Gather up all lines that carry the word "Employees".

■ ■ ■

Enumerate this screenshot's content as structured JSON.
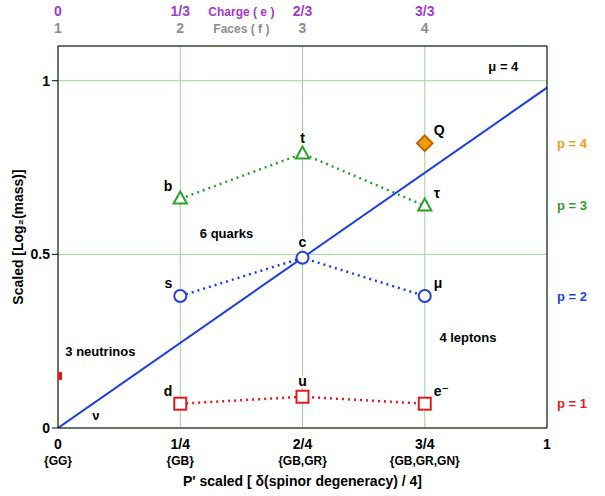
{
  "chart_data": {
    "type": "scatter",
    "x_label": "P' scaled [ δ(spinor degeneracy) / 4]",
    "y_label": "Scaled [Log₂(mass)]",
    "xlim": [
      0,
      1
    ],
    "ylim": [
      0,
      1.1
    ],
    "xticks": [
      0,
      {
        "value": 0.25,
        "label": "1/4"
      },
      {
        "value": 0.5,
        "label": "2/4"
      },
      {
        "value": 0.75,
        "label": "3/4"
      },
      1
    ],
    "xtick_sublabels": [
      "{GG}",
      "{GB}",
      "{GB,GR}",
      "{GB,GR,GN}",
      null
    ],
    "yticks": [
      0,
      0.5,
      1
    ],
    "grid": true,
    "top_axes": [
      {
        "title": "Charge ( e )",
        "color": "#a03cc8",
        "ticks": [
          0,
          {
            "value": 0.25,
            "label": "1/3"
          },
          {
            "value": 0.5,
            "label": "2/3"
          },
          {
            "value": 0.75,
            "label": "3/3"
          }
        ]
      },
      {
        "title": "Faces ( f )",
        "color": "#8c8c8c",
        "ticks": [
          {
            "value": 0,
            "label": "1"
          },
          {
            "value": 0.25,
            "label": "2"
          },
          {
            "value": 0.5,
            "label": "3"
          },
          {
            "value": 0.75,
            "label": "4"
          }
        ]
      }
    ],
    "series": [
      {
        "name": "p = 1",
        "color": "#e41a1c",
        "marker": "square",
        "line_style": "dotted",
        "x": [
          0.25,
          0.5,
          0.75
        ],
        "values": [
          0.07,
          0.09,
          0.07
        ],
        "point_labels": [
          "d",
          "u",
          "e⁻"
        ]
      },
      {
        "name": "p = 2",
        "color": "#1f3fe0",
        "marker": "circle",
        "line_style": "dotted",
        "x": [
          0.25,
          0.5,
          0.75
        ],
        "values": [
          0.38,
          0.49,
          0.38
        ],
        "point_labels": [
          "s",
          "c",
          "μ"
        ]
      },
      {
        "name": "p = 3",
        "color": "#2ca02c",
        "marker": "triangle",
        "line_style": "dotted",
        "x": [
          0.25,
          0.5,
          0.75
        ],
        "values": [
          0.66,
          0.79,
          0.64
        ],
        "point_labels": [
          "b",
          "t",
          "τ"
        ]
      },
      {
        "name": "p = 4",
        "color": "#f39c12",
        "marker": "diamond",
        "x": [
          0.75
        ],
        "values": [
          0.82
        ],
        "point_labels": [
          "Q"
        ]
      }
    ],
    "points": [
      {
        "x": 0,
        "value": 0.15,
        "color": "#e41a1c",
        "marker": "square"
      }
    ],
    "lines": [
      {
        "color": "#1f3fe0",
        "line_style": "solid",
        "x": [
          0,
          1
        ],
        "values": [
          0,
          0.98
        ]
      }
    ],
    "annotations": [
      {
        "text": "3 neutrinos",
        "x": 0.015,
        "y": 0.22
      },
      {
        "text": "ν",
        "x": 0.07,
        "y": 0.035
      },
      {
        "text": "6 quarks",
        "x": 0.29,
        "y": 0.56
      },
      {
        "text": "4 leptons",
        "x": 0.78,
        "y": 0.26
      },
      {
        "text": "μ = 4",
        "x": 0.88,
        "y": 1.04
      }
    ]
  }
}
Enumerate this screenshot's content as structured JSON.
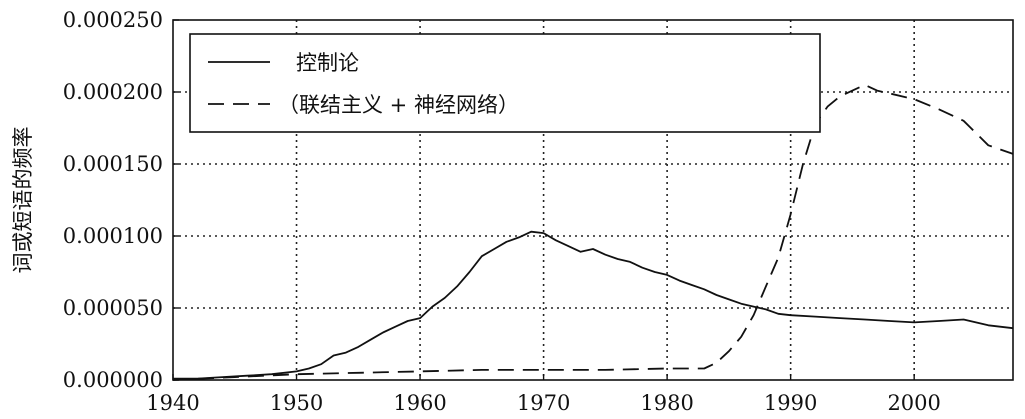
{
  "chart_data": {
    "type": "line",
    "title": "",
    "xlabel": "",
    "ylabel": "词或短语的频率",
    "xlim": [
      1940,
      2008
    ],
    "ylim": [
      0,
      0.00025
    ],
    "x_ticks": [
      "1940",
      "1950",
      "1960",
      "1970",
      "1980",
      "1990",
      "2000"
    ],
    "y_ticks": [
      "0.000000",
      "0.000050",
      "0.000100",
      "0.000150",
      "0.000200",
      "0.000250"
    ],
    "grid": true,
    "legend_position": "top-left",
    "series": [
      {
        "name": "控制论",
        "style": "solid",
        "color": "#111111",
        "x": [
          1940,
          1942,
          1944,
          1946,
          1948,
          1950,
          1951,
          1952,
          1953,
          1954,
          1955,
          1956,
          1957,
          1958,
          1959,
          1960,
          1961,
          1962,
          1963,
          1964,
          1965,
          1966,
          1967,
          1968,
          1969,
          1970,
          1971,
          1972,
          1973,
          1974,
          1975,
          1976,
          1977,
          1978,
          1979,
          1980,
          1981,
          1982,
          1983,
          1984,
          1985,
          1986,
          1987,
          1988,
          1989,
          1990,
          1992,
          1994,
          1996,
          1998,
          2000,
          2002,
          2004,
          2006,
          2008
        ],
        "y": [
          1e-06,
          1e-06,
          2e-06,
          3e-06,
          4e-06,
          6e-06,
          8e-06,
          1.1e-05,
          1.7e-05,
          1.9e-05,
          2.3e-05,
          2.8e-05,
          3.3e-05,
          3.7e-05,
          4.1e-05,
          4.3e-05,
          5.1e-05,
          5.7e-05,
          6.5e-05,
          7.5e-05,
          8.6e-05,
          9.1e-05,
          9.6e-05,
          9.9e-05,
          0.000103,
          0.000102,
          9.7e-05,
          9.3e-05,
          8.9e-05,
          9.1e-05,
          8.7e-05,
          8.4e-05,
          8.2e-05,
          7.8e-05,
          7.5e-05,
          7.3e-05,
          6.9e-05,
          6.6e-05,
          6.3e-05,
          5.9e-05,
          5.6e-05,
          5.3e-05,
          5.1e-05,
          4.9e-05,
          4.6e-05,
          4.5e-05,
          4.4e-05,
          4.3e-05,
          4.2e-05,
          4.1e-05,
          4e-05,
          4.1e-05,
          4.2e-05,
          3.8e-05,
          3.6e-05
        ]
      },
      {
        "name": "（联结主义 + 神经网络）",
        "style": "dashed",
        "color": "#111111",
        "x": [
          1940,
          1945,
          1950,
          1955,
          1960,
          1965,
          1970,
          1975,
          1980,
          1983,
          1984,
          1985,
          1986,
          1987,
          1988,
          1989,
          1990,
          1991,
          1992,
          1993,
          1994,
          1995,
          1996,
          1997,
          1998,
          2000,
          2002,
          2004,
          2006,
          2008
        ],
        "y": [
          0.0,
          2e-06,
          4e-06,
          5e-06,
          6e-06,
          7e-06,
          7e-06,
          7e-06,
          8e-06,
          8e-06,
          1.2e-05,
          2e-05,
          3e-05,
          4.5e-05,
          6.5e-05,
          8.5e-05,
          0.000115,
          0.00015,
          0.000178,
          0.00019,
          0.000197,
          0.000201,
          0.000205,
          0.000201,
          0.000199,
          0.000195,
          0.000188,
          0.00018,
          0.000163,
          0.000157
        ]
      }
    ]
  }
}
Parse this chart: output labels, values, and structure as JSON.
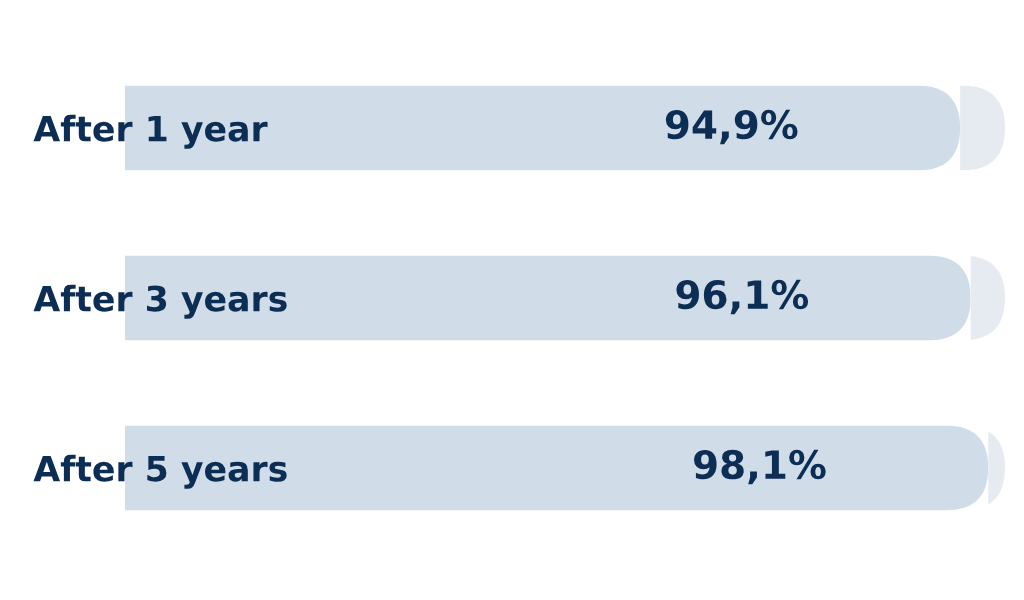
{
  "chart_data": {
    "type": "bar",
    "orientation": "horizontal",
    "stacked": true,
    "categories": [
      "After 1 year",
      "After 3 years",
      "After 5 years"
    ],
    "series": [
      {
        "color": "#d0dde9",
        "values": [
          94.9,
          96.1,
          98.1
        ],
        "value_labels": [
          "94,9%",
          "96,1%",
          "98,1%"
        ]
      },
      {
        "color": "#e6ebf1",
        "values": [
          5.1,
          3.9,
          1.9
        ]
      }
    ],
    "tick_labels": "y"
  }
}
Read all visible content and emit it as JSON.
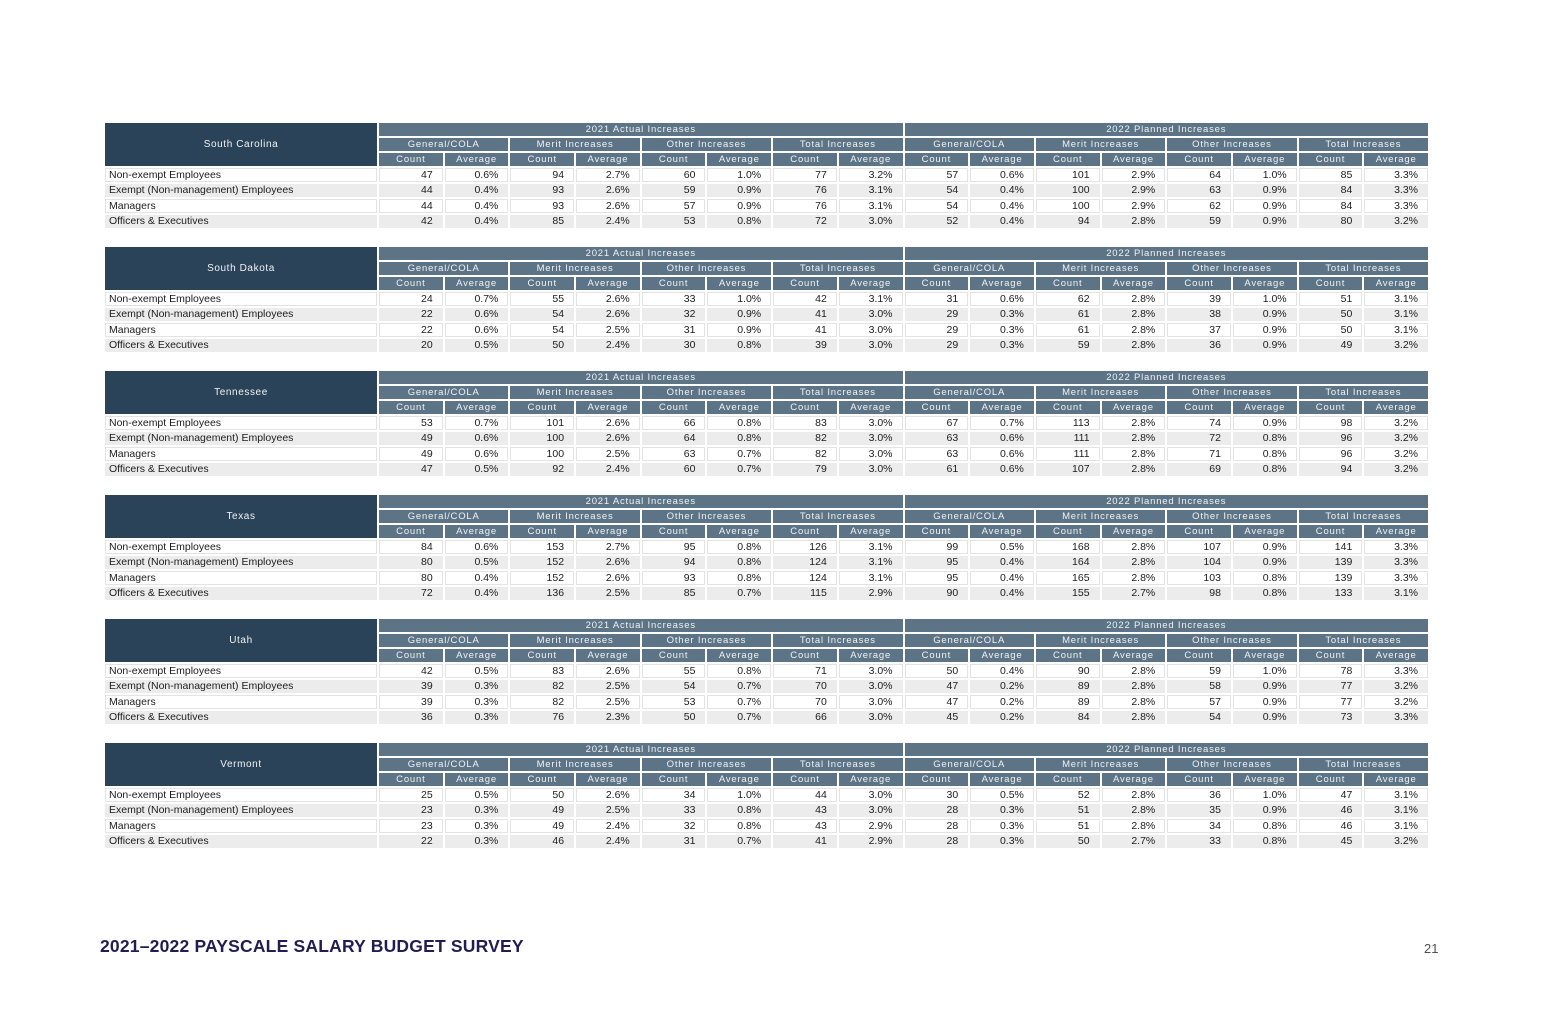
{
  "footer": {
    "title": "2021–2022 PAYSCALE SALARY BUDGET SURVEY",
    "page_number": "21"
  },
  "table_headers": {
    "sections": [
      "2021 Actual Increases",
      "2022 Planned Increases"
    ],
    "groups": [
      "General/COLA",
      "Merit Increases",
      "Other Increases",
      "Total Increases"
    ],
    "metrics": [
      "Count",
      "Average"
    ]
  },
  "row_labels": [
    "Non-exempt Employees",
    "Exempt (Non-management) Employees",
    "Managers",
    "Officers & Executives"
  ],
  "tables": [
    {
      "state": "South Carolina",
      "rows": [
        [
          "47",
          "0.6%",
          "94",
          "2.7%",
          "60",
          "1.0%",
          "77",
          "3.2%",
          "57",
          "0.6%",
          "101",
          "2.9%",
          "64",
          "1.0%",
          "85",
          "3.3%"
        ],
        [
          "44",
          "0.4%",
          "93",
          "2.6%",
          "59",
          "0.9%",
          "76",
          "3.1%",
          "54",
          "0.4%",
          "100",
          "2.9%",
          "63",
          "0.9%",
          "84",
          "3.3%"
        ],
        [
          "44",
          "0.4%",
          "93",
          "2.6%",
          "57",
          "0.9%",
          "76",
          "3.1%",
          "54",
          "0.4%",
          "100",
          "2.9%",
          "62",
          "0.9%",
          "84",
          "3.3%"
        ],
        [
          "42",
          "0.4%",
          "85",
          "2.4%",
          "53",
          "0.8%",
          "72",
          "3.0%",
          "52",
          "0.4%",
          "94",
          "2.8%",
          "59",
          "0.9%",
          "80",
          "3.2%"
        ]
      ]
    },
    {
      "state": "South Dakota",
      "rows": [
        [
          "24",
          "0.7%",
          "55",
          "2.6%",
          "33",
          "1.0%",
          "42",
          "3.1%",
          "31",
          "0.6%",
          "62",
          "2.8%",
          "39",
          "1.0%",
          "51",
          "3.1%"
        ],
        [
          "22",
          "0.6%",
          "54",
          "2.6%",
          "32",
          "0.9%",
          "41",
          "3.0%",
          "29",
          "0.3%",
          "61",
          "2.8%",
          "38",
          "0.9%",
          "50",
          "3.1%"
        ],
        [
          "22",
          "0.6%",
          "54",
          "2.5%",
          "31",
          "0.9%",
          "41",
          "3.0%",
          "29",
          "0.3%",
          "61",
          "2.8%",
          "37",
          "0.9%",
          "50",
          "3.1%"
        ],
        [
          "20",
          "0.5%",
          "50",
          "2.4%",
          "30",
          "0.8%",
          "39",
          "3.0%",
          "29",
          "0.3%",
          "59",
          "2.8%",
          "36",
          "0.9%",
          "49",
          "3.2%"
        ]
      ]
    },
    {
      "state": "Tennessee",
      "rows": [
        [
          "53",
          "0.7%",
          "101",
          "2.6%",
          "66",
          "0.8%",
          "83",
          "3.0%",
          "67",
          "0.7%",
          "113",
          "2.8%",
          "74",
          "0.9%",
          "98",
          "3.2%"
        ],
        [
          "49",
          "0.6%",
          "100",
          "2.6%",
          "64",
          "0.8%",
          "82",
          "3.0%",
          "63",
          "0.6%",
          "111",
          "2.8%",
          "72",
          "0.8%",
          "96",
          "3.2%"
        ],
        [
          "49",
          "0.6%",
          "100",
          "2.5%",
          "63",
          "0.7%",
          "82",
          "3.0%",
          "63",
          "0.6%",
          "111",
          "2.8%",
          "71",
          "0.8%",
          "96",
          "3.2%"
        ],
        [
          "47",
          "0.5%",
          "92",
          "2.4%",
          "60",
          "0.7%",
          "79",
          "3.0%",
          "61",
          "0.6%",
          "107",
          "2.8%",
          "69",
          "0.8%",
          "94",
          "3.2%"
        ]
      ]
    },
    {
      "state": "Texas",
      "rows": [
        [
          "84",
          "0.6%",
          "153",
          "2.7%",
          "95",
          "0.8%",
          "126",
          "3.1%",
          "99",
          "0.5%",
          "168",
          "2.8%",
          "107",
          "0.9%",
          "141",
          "3.3%"
        ],
        [
          "80",
          "0.5%",
          "152",
          "2.6%",
          "94",
          "0.8%",
          "124",
          "3.1%",
          "95",
          "0.4%",
          "164",
          "2.8%",
          "104",
          "0.9%",
          "139",
          "3.3%"
        ],
        [
          "80",
          "0.4%",
          "152",
          "2.6%",
          "93",
          "0.8%",
          "124",
          "3.1%",
          "95",
          "0.4%",
          "165",
          "2.8%",
          "103",
          "0.8%",
          "139",
          "3.3%"
        ],
        [
          "72",
          "0.4%",
          "136",
          "2.5%",
          "85",
          "0.7%",
          "115",
          "2.9%",
          "90",
          "0.4%",
          "155",
          "2.7%",
          "98",
          "0.8%",
          "133",
          "3.1%"
        ]
      ]
    },
    {
      "state": "Utah",
      "rows": [
        [
          "42",
          "0.5%",
          "83",
          "2.6%",
          "55",
          "0.8%",
          "71",
          "3.0%",
          "50",
          "0.4%",
          "90",
          "2.8%",
          "59",
          "1.0%",
          "78",
          "3.3%"
        ],
        [
          "39",
          "0.3%",
          "82",
          "2.5%",
          "54",
          "0.7%",
          "70",
          "3.0%",
          "47",
          "0.2%",
          "89",
          "2.8%",
          "58",
          "0.9%",
          "77",
          "3.2%"
        ],
        [
          "39",
          "0.3%",
          "82",
          "2.5%",
          "53",
          "0.7%",
          "70",
          "3.0%",
          "47",
          "0.2%",
          "89",
          "2.8%",
          "57",
          "0.9%",
          "77",
          "3.2%"
        ],
        [
          "36",
          "0.3%",
          "76",
          "2.3%",
          "50",
          "0.7%",
          "66",
          "3.0%",
          "45",
          "0.2%",
          "84",
          "2.8%",
          "54",
          "0.9%",
          "73",
          "3.3%"
        ]
      ]
    },
    {
      "state": "Vermont",
      "rows": [
        [
          "25",
          "0.5%",
          "50",
          "2.6%",
          "34",
          "1.0%",
          "44",
          "3.0%",
          "30",
          "0.5%",
          "52",
          "2.8%",
          "36",
          "1.0%",
          "47",
          "3.1%"
        ],
        [
          "23",
          "0.3%",
          "49",
          "2.5%",
          "33",
          "0.8%",
          "43",
          "3.0%",
          "28",
          "0.3%",
          "51",
          "2.8%",
          "35",
          "0.9%",
          "46",
          "3.1%"
        ],
        [
          "23",
          "0.3%",
          "49",
          "2.4%",
          "32",
          "0.8%",
          "43",
          "2.9%",
          "28",
          "0.3%",
          "51",
          "2.8%",
          "34",
          "0.8%",
          "46",
          "3.1%"
        ],
        [
          "22",
          "0.3%",
          "46",
          "2.4%",
          "31",
          "0.7%",
          "41",
          "2.9%",
          "28",
          "0.3%",
          "50",
          "2.7%",
          "33",
          "0.8%",
          "45",
          "3.2%"
        ]
      ]
    }
  ],
  "colors": {
    "state_header_bg": "#2B4358",
    "column_header_bg": "#5D7487",
    "header_text": "#F0F3F5",
    "row_alt_bg": "#ECECEC",
    "body_text": "#1C1C1C",
    "footer_title_text": "#231C54",
    "page_number_text": "#4F4F4F"
  }
}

■ ■ ■

• _Solved exercise_:
    "Non-exempt Employees",
    "Exempt (Non-management) Employees",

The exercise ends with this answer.